_Stated goal:_ Give the data below again exactly as written, without its pictures.

_Extracted records:_
***
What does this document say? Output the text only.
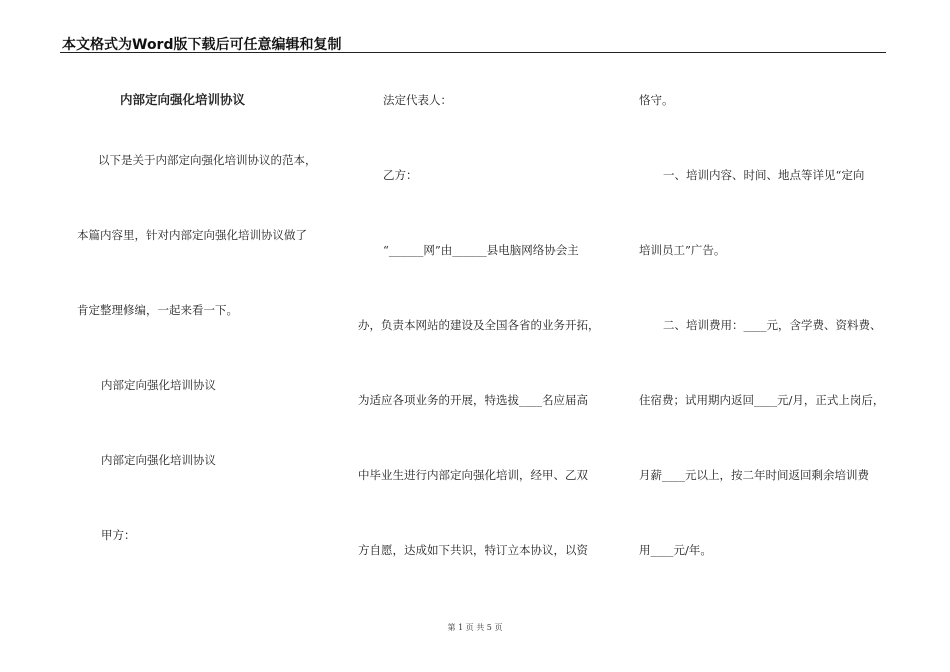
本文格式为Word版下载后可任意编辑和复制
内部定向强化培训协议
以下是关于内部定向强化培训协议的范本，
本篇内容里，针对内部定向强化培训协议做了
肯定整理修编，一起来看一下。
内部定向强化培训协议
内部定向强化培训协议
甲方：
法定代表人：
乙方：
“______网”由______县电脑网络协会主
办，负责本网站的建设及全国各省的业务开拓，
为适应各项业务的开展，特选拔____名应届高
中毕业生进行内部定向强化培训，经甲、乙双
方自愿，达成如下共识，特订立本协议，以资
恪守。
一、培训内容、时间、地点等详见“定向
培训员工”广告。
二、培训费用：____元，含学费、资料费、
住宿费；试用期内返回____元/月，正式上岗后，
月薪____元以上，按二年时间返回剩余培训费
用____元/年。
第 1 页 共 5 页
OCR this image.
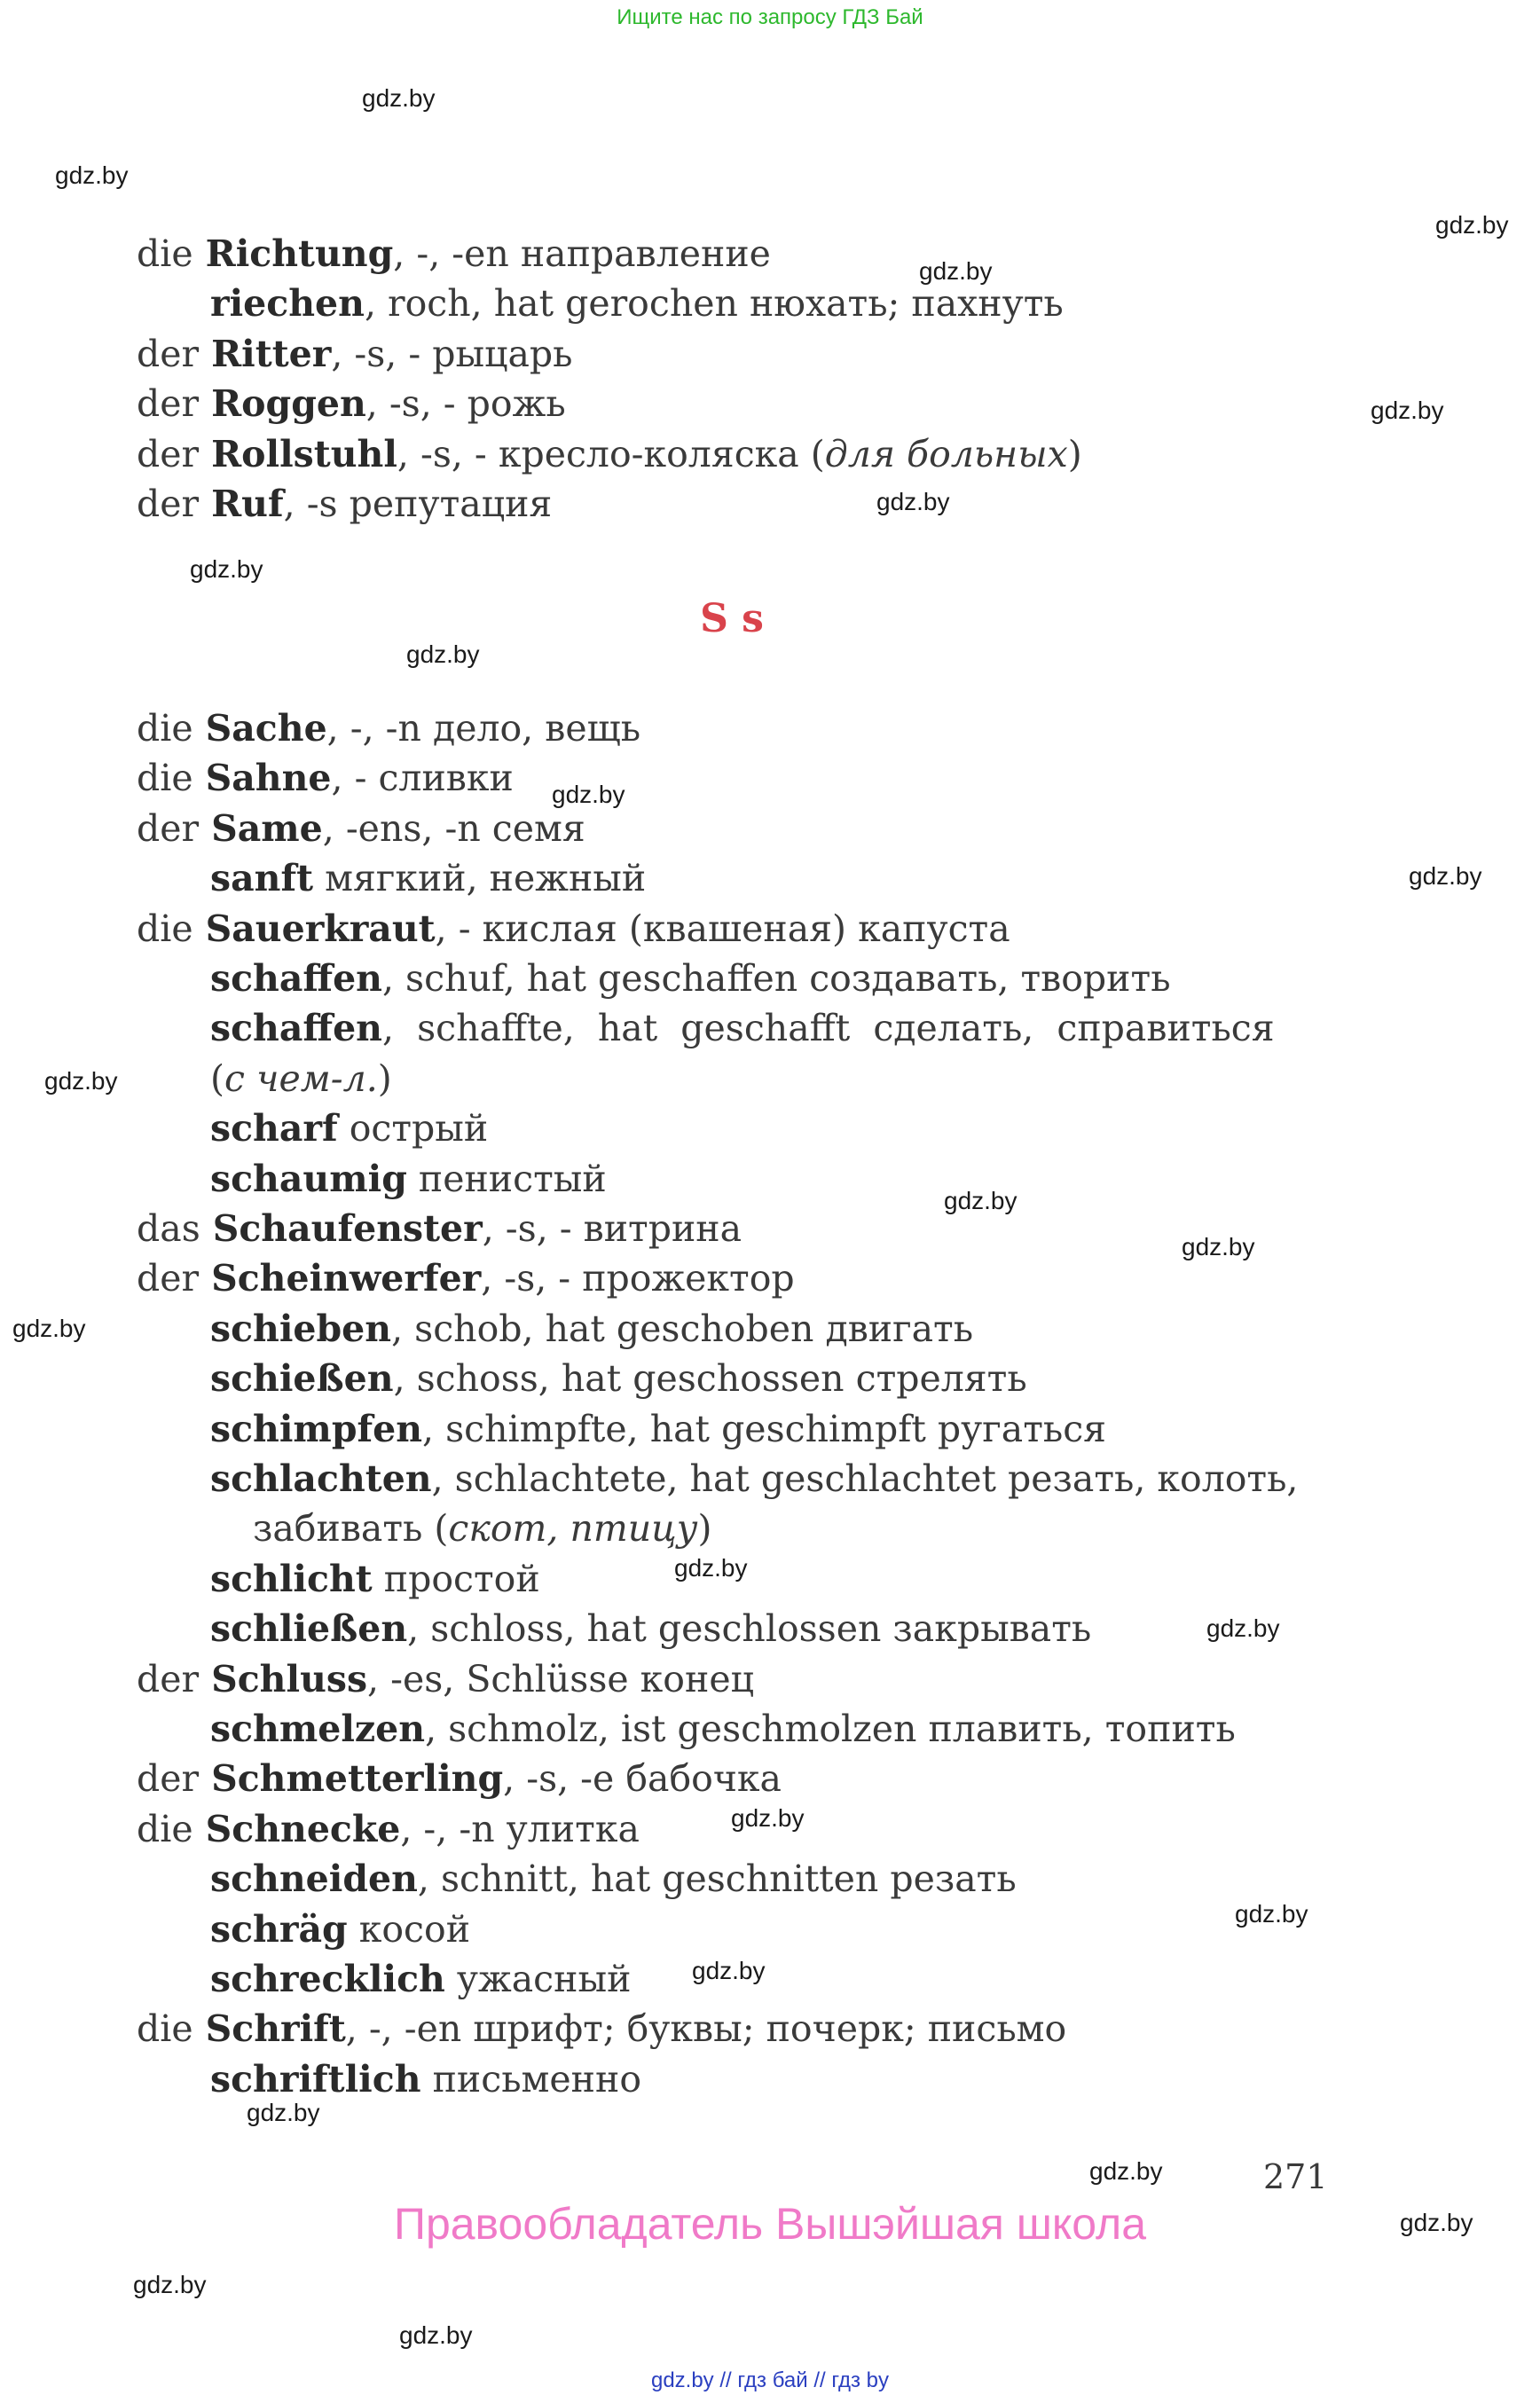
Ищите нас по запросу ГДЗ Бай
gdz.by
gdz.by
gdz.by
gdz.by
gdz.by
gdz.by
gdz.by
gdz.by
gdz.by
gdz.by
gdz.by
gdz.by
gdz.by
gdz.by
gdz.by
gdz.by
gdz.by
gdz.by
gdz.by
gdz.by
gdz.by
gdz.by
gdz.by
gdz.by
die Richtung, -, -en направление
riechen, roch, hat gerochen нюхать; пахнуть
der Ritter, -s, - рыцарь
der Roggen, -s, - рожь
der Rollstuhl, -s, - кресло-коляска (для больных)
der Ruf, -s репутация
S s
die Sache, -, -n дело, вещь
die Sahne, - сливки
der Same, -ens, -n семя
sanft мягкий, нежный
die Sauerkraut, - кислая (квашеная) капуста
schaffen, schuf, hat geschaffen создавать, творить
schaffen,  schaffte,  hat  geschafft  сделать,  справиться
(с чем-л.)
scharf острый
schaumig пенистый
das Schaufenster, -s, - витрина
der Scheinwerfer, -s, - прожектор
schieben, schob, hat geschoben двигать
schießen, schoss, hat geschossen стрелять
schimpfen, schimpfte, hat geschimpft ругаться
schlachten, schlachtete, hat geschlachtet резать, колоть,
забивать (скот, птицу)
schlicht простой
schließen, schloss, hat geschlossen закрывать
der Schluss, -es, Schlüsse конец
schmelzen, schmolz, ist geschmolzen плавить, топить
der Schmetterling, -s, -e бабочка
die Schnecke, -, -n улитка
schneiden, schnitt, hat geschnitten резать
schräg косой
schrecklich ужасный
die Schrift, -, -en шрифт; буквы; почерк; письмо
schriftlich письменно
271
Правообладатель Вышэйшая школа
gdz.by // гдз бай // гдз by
***
_Finished task:_
What does this document say? Output the text only.
本文格式为Word版下载后可任意编辑和复制
内部定向强化培训协议
以下是关于内部定向强化培训协议的范本，
本篇内容里，针对内部定向强化培训协议做了
肯定整理修编，一起来看一下。
内部定向强化培训协议
内部定向强化培训协议
甲方：
法定代表人：
乙方：
“______网”由______县电脑网络协会主
办，负责本网站的建设及全国各省的业务开拓，
为适应各项业务的开展，特选拔____名应届高
中毕业生进行内部定向强化培训，经甲、乙双
方自愿，达成如下共识，特订立本协议，以资
恪守。
一、培训内容、时间、地点等详见“定向
培训员工”广告。
二、培训费用：____元，含学费、资料费、
住宿费；试用期内返回____元/月，正式上岗后，
月薪____元以上，按二年时间返回剩余培训费
用____元/年。
第 1 页 共 5 页
OCR this image.
Ищите нас по запросу ГДЗ Бай
gdz.by
gdz.by
gdz.by
gdz.by
gdz.by
gdz.by
gdz.by
gdz.by
gdz.by
gdz.by
gdz.by
gdz.by
gdz.by
gdz.by
gdz.by
gdz.by
gdz.by
gdz.by
gdz.by
gdz.by
gdz.by
gdz.by
gdz.by
gdz.by
die Richtung, -, -en направление
riechen, roch, hat gerochen нюхать; пахнуть
der Ritter, -s, - рыцарь
der Roggen, -s, - рожь
der Rollstuhl, -s, - кресло-коляска (для больных)
der Ruf, -s репутация
S s
die Sache, -, -n дело, вещь
die Sahne, - сливки
der Same, -ens, -n семя
sanft мягкий, нежный
die Sauerkraut, - кислая (квашеная) капуста
schaffen, schuf, hat geschaffen создавать, творить
schaffen,  schaffte,  hat  geschafft  сделать,  справиться
(с чем-л.)
scharf острый
schaumig пенистый
das Schaufenster, -s, - витрина
der Scheinwerfer, -s, - прожектор
schieben, schob, hat geschoben двигать
schießen, schoss, hat geschossen стрелять
schimpfen, schimpfte, hat geschimpft ругаться
schlachten, schlachtete, hat geschlachtet резать, колоть,
забивать (скот, птицу)
schlicht простой
schließen, schloss, hat geschlossen закрывать
der Schluss, -es, Schlüsse конец
schmelzen, schmolz, ist geschmolzen плавить, топить
der Schmetterling, -s, -e бабочка
die Schnecke, -, -n улитка
schneiden, schnitt, hat geschnitten резать
schräg косой
schrecklich ужасный
die Schrift, -, -en шрифт; буквы; почерк; письмо
schriftlich письменно
271
Правообладатель Вышэйшая школа
gdz.by // гдз бай // гдз by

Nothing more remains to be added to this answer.